[EXERCISE] Gather each line containing the string "Desfazer" from these entries.

+-------+

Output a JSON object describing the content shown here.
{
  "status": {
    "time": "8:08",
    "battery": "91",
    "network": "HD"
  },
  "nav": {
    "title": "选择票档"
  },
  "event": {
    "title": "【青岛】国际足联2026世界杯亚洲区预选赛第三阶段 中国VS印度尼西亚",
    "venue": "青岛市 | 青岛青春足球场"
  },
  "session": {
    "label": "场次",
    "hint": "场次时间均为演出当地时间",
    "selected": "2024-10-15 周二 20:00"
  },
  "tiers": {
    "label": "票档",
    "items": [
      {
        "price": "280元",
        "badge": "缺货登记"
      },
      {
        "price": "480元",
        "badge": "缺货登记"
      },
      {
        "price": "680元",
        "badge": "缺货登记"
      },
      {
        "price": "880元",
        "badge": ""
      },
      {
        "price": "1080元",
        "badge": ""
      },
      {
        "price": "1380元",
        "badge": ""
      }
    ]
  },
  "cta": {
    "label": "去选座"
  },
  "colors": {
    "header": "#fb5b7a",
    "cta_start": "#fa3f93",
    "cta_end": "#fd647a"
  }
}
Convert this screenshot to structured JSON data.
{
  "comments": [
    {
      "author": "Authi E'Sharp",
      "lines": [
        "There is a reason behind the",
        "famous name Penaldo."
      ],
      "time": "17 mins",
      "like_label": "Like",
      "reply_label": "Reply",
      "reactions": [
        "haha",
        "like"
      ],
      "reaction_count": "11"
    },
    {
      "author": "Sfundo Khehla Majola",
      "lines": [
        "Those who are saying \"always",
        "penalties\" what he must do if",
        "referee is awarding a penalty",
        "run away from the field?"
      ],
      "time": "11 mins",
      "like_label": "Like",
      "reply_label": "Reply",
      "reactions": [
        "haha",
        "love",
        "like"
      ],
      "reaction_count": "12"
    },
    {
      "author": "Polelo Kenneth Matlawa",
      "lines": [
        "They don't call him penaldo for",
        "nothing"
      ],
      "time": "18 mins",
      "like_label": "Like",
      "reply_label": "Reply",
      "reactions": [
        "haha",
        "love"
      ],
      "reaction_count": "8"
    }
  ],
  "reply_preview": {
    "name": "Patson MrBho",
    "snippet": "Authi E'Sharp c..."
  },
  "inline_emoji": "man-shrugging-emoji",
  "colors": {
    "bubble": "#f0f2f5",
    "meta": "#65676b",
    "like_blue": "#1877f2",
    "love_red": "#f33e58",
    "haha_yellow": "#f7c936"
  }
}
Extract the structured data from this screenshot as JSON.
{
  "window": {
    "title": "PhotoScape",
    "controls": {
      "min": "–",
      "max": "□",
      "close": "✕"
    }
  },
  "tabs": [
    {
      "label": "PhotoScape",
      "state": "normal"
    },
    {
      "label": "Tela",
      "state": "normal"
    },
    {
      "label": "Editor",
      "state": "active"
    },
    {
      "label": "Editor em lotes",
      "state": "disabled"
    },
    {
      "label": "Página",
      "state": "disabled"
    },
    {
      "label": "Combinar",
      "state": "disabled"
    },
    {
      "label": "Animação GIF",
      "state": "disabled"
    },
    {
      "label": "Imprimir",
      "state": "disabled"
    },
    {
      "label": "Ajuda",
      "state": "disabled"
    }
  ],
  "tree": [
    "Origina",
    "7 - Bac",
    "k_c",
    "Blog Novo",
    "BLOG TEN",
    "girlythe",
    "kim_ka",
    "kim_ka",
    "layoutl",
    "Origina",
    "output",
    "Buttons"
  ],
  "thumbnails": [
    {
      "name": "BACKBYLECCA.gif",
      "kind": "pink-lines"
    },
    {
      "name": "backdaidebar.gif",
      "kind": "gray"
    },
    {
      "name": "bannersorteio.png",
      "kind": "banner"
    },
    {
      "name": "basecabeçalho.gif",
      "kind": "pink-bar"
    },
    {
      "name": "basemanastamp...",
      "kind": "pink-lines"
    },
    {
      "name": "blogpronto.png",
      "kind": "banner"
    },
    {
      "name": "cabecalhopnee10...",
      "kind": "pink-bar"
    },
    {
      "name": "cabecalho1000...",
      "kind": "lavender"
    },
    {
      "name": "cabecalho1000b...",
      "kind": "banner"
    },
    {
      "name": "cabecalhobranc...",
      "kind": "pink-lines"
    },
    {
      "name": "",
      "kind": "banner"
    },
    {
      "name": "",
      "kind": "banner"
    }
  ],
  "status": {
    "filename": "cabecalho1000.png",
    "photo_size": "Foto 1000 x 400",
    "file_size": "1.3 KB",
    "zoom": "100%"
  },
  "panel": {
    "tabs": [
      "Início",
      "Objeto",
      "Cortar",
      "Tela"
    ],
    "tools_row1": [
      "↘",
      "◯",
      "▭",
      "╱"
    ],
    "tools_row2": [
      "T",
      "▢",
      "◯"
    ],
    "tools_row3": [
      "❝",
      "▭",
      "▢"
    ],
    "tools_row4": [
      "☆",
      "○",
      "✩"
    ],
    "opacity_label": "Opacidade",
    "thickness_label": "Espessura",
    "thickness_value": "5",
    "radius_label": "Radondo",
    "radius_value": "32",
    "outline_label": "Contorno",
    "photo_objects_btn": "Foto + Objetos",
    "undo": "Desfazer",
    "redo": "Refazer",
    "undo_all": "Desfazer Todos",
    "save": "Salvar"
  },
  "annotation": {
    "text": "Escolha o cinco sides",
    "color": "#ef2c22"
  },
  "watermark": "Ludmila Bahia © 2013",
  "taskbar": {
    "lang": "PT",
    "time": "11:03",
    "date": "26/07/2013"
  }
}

+-------+

[SOLUTION FOR THIS TASK]
    "undo": "Desfazer",
    "undo_all": "Desfazer Todos",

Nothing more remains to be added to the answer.